» **What to work on**
Reproduce every record below exactly as it appears.

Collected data
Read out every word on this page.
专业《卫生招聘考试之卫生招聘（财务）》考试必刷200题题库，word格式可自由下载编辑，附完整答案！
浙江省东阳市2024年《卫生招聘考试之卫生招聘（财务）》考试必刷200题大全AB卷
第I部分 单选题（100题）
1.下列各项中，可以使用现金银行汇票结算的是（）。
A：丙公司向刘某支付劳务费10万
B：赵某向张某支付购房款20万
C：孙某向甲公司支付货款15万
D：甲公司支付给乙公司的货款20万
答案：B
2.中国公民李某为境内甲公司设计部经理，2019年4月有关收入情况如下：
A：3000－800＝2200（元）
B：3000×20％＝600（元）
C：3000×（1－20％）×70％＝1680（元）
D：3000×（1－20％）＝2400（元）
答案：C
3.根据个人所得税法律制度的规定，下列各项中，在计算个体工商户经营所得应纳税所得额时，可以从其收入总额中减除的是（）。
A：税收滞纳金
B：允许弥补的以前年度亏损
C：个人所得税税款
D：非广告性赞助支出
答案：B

» **Response below**
Read out every word on this page.
专业《卫生招聘考试之卫生招聘（财务）》考试必刷200题题库，word格式可自由下载编辑，附完整答案！
浙江省东阳市2024年《卫生招聘考试之卫生招聘（财务）》考试必刷200题大全AB卷
第I部分 单选题（100题）
1.下列各项中，可以使用现金银行汇票结算的是（）。
A：丙公司向刘某支付劳务费10万
B：赵某向张某支付购房款20万
C：孙某向甲公司支付货款15万
D：甲公司支付给乙公司的货款20万
答案：B
2.中国公民李某为境内甲公司设计部经理，2019年4月有关收入情况如下：
A：3000－800＝2200（元）
B：3000×20％＝600（元）
C：3000×（1－20％）×70％＝1680（元）
D：3000×（1－20％）＝2400（元）
答案：C
3.根据个人所得税法律制度的规定，下列各项中，在计算个体工商户经营所得应纳税所得额时，可以从其收入总额中减除的是（）。
A：税收滞纳金
B：允许弥补的以前年度亏损
C：个人所得税税款
D：非广告性赞助支出
答案：B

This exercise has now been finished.